* **LISTED RECORDS**:
## begin
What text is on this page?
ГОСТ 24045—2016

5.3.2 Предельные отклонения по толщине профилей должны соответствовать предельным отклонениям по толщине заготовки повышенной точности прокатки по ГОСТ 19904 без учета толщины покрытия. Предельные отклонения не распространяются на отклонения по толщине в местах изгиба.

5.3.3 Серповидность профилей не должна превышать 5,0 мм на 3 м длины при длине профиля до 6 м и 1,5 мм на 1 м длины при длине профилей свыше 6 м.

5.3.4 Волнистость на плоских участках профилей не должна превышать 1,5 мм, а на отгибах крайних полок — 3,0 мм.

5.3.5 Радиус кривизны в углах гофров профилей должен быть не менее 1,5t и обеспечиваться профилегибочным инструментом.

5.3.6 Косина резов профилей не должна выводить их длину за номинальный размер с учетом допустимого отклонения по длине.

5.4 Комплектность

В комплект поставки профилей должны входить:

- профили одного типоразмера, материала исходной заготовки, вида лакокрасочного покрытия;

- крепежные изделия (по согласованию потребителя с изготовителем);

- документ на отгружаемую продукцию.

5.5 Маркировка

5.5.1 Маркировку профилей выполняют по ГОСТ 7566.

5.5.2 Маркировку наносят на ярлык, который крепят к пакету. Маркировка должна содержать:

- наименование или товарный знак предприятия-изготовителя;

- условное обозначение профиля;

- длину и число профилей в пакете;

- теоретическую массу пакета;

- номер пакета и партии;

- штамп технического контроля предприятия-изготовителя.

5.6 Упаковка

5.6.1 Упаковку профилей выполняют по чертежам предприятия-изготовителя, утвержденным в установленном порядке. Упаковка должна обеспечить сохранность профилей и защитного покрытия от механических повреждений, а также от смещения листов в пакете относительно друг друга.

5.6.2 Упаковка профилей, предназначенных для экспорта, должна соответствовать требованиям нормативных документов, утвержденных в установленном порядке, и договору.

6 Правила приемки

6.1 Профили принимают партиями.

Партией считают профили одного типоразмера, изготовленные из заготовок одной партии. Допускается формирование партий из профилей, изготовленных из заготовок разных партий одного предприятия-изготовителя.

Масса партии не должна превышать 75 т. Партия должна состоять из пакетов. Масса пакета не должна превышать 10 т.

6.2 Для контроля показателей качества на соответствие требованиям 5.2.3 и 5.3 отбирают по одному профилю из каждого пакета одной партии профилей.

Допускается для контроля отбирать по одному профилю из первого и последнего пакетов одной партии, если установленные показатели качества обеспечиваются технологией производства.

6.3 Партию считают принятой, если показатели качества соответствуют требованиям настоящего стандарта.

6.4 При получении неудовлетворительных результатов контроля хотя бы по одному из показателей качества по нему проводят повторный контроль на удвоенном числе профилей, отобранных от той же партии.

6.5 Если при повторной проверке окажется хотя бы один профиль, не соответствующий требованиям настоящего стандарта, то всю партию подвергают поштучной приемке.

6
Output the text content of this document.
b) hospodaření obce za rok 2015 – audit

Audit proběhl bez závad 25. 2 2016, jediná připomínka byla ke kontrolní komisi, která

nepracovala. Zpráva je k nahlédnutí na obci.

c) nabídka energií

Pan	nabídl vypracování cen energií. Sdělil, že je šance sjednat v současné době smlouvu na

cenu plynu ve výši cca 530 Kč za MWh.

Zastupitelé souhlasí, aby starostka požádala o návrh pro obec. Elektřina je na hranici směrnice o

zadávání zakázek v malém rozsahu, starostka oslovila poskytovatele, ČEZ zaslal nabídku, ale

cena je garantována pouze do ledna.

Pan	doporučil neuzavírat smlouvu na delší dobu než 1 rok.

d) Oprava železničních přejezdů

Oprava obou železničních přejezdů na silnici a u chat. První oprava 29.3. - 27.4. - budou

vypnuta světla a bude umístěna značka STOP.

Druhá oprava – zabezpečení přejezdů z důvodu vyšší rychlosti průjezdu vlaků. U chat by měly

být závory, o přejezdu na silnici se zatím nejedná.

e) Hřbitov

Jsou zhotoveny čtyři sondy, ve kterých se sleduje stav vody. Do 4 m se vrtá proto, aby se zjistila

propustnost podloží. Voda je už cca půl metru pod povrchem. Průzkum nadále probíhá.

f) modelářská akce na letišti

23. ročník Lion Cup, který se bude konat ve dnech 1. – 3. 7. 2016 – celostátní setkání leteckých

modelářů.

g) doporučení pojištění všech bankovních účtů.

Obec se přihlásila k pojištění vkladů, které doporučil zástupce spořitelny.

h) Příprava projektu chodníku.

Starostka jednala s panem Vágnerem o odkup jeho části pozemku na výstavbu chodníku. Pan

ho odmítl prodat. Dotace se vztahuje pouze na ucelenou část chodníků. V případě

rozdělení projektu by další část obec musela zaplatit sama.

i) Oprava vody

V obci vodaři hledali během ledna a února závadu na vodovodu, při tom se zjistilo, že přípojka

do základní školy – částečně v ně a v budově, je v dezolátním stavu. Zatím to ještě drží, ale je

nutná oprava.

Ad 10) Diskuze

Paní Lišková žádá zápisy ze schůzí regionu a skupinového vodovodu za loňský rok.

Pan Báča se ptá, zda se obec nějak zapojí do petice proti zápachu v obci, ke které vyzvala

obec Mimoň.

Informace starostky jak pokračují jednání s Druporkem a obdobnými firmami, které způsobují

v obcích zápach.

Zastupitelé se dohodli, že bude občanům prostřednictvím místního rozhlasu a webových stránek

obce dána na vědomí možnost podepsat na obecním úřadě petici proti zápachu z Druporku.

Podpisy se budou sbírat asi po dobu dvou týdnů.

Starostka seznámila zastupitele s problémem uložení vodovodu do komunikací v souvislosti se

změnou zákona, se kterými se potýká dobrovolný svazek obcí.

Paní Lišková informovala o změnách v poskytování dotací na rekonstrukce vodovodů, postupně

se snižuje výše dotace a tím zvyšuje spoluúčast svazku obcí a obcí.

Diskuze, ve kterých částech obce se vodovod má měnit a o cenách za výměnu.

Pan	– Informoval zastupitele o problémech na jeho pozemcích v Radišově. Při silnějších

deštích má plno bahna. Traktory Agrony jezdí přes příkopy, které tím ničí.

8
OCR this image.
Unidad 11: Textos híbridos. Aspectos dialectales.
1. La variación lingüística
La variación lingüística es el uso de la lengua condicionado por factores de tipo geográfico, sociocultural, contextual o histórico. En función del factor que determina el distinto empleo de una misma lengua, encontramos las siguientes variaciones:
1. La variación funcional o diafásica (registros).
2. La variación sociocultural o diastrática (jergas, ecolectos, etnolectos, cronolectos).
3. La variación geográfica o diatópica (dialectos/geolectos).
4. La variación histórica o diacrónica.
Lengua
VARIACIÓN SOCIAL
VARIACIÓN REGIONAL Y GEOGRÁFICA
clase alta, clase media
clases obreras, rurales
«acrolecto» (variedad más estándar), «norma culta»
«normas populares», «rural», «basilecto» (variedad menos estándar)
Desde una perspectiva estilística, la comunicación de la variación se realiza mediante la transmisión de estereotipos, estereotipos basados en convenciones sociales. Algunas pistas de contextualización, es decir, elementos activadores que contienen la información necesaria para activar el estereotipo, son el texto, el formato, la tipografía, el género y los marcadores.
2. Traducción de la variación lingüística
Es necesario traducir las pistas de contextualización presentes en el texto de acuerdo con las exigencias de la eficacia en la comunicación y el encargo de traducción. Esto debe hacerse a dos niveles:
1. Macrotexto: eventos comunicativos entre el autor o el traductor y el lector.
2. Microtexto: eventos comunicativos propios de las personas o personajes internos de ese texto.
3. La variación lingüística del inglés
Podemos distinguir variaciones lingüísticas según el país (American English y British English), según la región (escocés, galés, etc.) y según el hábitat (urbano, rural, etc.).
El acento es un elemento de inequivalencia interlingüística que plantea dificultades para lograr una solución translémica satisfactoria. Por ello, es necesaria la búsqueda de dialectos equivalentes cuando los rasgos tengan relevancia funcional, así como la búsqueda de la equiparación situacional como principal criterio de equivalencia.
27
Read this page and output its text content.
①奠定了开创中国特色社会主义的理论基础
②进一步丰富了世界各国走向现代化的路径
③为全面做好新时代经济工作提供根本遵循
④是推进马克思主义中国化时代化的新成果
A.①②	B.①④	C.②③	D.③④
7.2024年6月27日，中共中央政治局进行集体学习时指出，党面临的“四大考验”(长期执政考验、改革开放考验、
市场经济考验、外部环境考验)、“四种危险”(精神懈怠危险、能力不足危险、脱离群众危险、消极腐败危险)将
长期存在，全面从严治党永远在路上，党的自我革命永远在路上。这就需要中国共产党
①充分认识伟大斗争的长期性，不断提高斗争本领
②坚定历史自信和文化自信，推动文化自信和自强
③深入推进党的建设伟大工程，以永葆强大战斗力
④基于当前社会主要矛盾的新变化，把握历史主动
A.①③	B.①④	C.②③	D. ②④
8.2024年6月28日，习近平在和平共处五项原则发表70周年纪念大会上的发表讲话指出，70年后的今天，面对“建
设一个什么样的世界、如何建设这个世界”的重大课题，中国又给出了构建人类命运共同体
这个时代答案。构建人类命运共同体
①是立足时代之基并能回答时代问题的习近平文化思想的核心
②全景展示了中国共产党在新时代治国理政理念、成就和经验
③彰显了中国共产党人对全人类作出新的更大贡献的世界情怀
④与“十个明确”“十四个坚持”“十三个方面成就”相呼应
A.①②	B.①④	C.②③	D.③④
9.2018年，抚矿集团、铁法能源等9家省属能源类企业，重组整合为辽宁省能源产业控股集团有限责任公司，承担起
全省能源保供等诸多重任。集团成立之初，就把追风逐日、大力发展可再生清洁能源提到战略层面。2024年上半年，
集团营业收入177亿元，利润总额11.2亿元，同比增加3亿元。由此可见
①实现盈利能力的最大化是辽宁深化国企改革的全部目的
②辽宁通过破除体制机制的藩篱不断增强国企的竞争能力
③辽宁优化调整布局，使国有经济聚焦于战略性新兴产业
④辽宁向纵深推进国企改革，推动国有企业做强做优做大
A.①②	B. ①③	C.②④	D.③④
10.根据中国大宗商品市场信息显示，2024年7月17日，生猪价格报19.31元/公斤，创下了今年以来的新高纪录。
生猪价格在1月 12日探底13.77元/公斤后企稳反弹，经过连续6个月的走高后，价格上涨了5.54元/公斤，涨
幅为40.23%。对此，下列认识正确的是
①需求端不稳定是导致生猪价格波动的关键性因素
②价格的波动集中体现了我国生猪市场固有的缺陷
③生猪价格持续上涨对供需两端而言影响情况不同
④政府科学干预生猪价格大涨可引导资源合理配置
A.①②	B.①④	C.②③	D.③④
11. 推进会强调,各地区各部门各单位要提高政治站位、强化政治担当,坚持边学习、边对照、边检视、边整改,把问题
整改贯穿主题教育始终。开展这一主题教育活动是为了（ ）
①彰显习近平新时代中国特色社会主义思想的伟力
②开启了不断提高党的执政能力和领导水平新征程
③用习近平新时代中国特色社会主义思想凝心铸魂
## end
* **WHAT IS NEEDED**: Write out again, exactly, the lines from the one holding "Read this page and output its text content." through the end of the listing, with both ends included.

* **EXERCISE ANSWER**:
Read this page and output its text content.
①奠定了开创中国特色社会主义的理论基础
②进一步丰富了世界各国走向现代化的路径
③为全面做好新时代经济工作提供根本遵循
④是推进马克思主义中国化时代化的新成果
A.①②	B.①④	C.②③	D.③④
7.2024年6月27日，中共中央政治局进行集体学习时指出，党面临的“四大考验”(长期执政考验、改革开放考验、
市场经济考验、外部环境考验)、“四种危险”(精神懈怠危险、能力不足危险、脱离群众危险、消极腐败危险)将
长期存在，全面从严治党永远在路上，党的自我革命永远在路上。这就需要中国共产党
①充分认识伟大斗争的长期性，不断提高斗争本领
②坚定历史自信和文化自信，推动文化自信和自强
③深入推进党的建设伟大工程，以永葆强大战斗力
④基于当前社会主要矛盾的新变化，把握历史主动
A.①③	B.①④	C.②③	D. ②④
8.2024年6月28日，习近平在和平共处五项原则发表70周年纪念大会上的发表讲话指出，70年后的今天，面对“建
设一个什么样的世界、如何建设这个世界”的重大课题，中国又给出了构建人类命运共同体
这个时代答案。构建人类命运共同体
①是立足时代之基并能回答时代问题的习近平文化思想的核心
②全景展示了中国共产党在新时代治国理政理念、成就和经验
③彰显了中国共产党人对全人类作出新的更大贡献的世界情怀
④与“十个明确”“十四个坚持”“十三个方面成就”相呼应
A.①②	B.①④	C.②③	D.③④
9.2018年，抚矿集团、铁法能源等9家省属能源类企业，重组整合为辽宁省能源产业控股集团有限责任公司，承担起
全省能源保供等诸多重任。集团成立之初，就把追风逐日、大力发展可再生清洁能源提到战略层面。2024年上半年，
集团营业收入177亿元，利润总额11.2亿元，同比增加3亿元。由此可见
①实现盈利能力的最大化是辽宁深化国企改革的全部目的
②辽宁通过破除体制机制的藩篱不断增强国企的竞争能力
③辽宁优化调整布局，使国有经济聚焦于战略性新兴产业
④辽宁向纵深推进国企改革，推动国有企业做强做优做大
A.①②	B. ①③	C.②④	D.③④
10.根据中国大宗商品市场信息显示，2024年7月17日，生猪价格报19.31元/公斤，创下了今年以来的新高纪录。
生猪价格在1月 12日探底13.77元/公斤后企稳反弹，经过连续6个月的走高后，价格上涨了5.54元/公斤，涨
幅为40.23%。对此，下列认识正确的是
①需求端不稳定是导致生猪价格波动的关键性因素
②价格的波动集中体现了我国生猪市场固有的缺陷
③生猪价格持续上涨对供需两端而言影响情况不同
④政府科学干预生猪价格大涨可引导资源合理配置
A.①②	B.①④	C.②③	D.③④
11. 推进会强调,各地区各部门各单位要提高政治站位、强化政治担当,坚持边学习、边对照、边检视、边整改,把问题
整改贯穿主题教育始终。开展这一主题教育活动是为了（ ）
①彰显习近平新时代中国特色社会主义思想的伟力
②开启了不断提高党的执政能力和领导水平新征程
③用习近平新时代中国特色社会主义思想凝心铸魂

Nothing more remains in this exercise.